■ **EXERCISE DIRECTIONS**
Reproduce all entries precisely, down to the last character.
═════ STORED ROWS
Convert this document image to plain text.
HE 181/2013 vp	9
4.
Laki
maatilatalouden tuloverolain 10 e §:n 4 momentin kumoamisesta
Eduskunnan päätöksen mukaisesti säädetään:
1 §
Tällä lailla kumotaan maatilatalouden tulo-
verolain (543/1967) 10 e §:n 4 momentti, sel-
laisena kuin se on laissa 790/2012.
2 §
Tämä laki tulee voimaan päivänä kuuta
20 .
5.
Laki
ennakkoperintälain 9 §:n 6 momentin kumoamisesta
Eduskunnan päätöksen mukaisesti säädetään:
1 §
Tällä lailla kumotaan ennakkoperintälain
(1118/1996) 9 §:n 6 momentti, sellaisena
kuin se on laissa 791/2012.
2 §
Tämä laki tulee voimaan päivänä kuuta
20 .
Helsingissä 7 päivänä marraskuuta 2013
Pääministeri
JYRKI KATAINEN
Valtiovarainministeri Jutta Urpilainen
══════════
■ **WRITTEN SOLUTION**
Convert this document image to plain text.
HE 181/2013 vp	9
4.
Laki
maatilatalouden tuloverolain 10 e §:n 4 momentin kumoamisesta
Eduskunnan päätöksen mukaisesti säädetään:
1 §
Tällä lailla kumotaan maatilatalouden tulo-
verolain (543/1967) 10 e §:n 4 momentti, sel-
laisena kuin se on laissa 790/2012.
2 §
Tämä laki tulee voimaan päivänä kuuta
20 .
5.
Laki
ennakkoperintälain 9 §:n 6 momentin kumoamisesta
Eduskunnan päätöksen mukaisesti säädetään:
1 §
Tällä lailla kumotaan ennakkoperintälain
(1118/1996) 9 §:n 6 momentti, sellaisena
kuin se on laissa 791/2012.
2 §
Tämä laki tulee voimaan päivänä kuuta
20 .
Helsingissä 7 päivänä marraskuuta 2013
Pääministeri
JYRKI KATAINEN
Valtiovarainministeri Jutta Urpilainen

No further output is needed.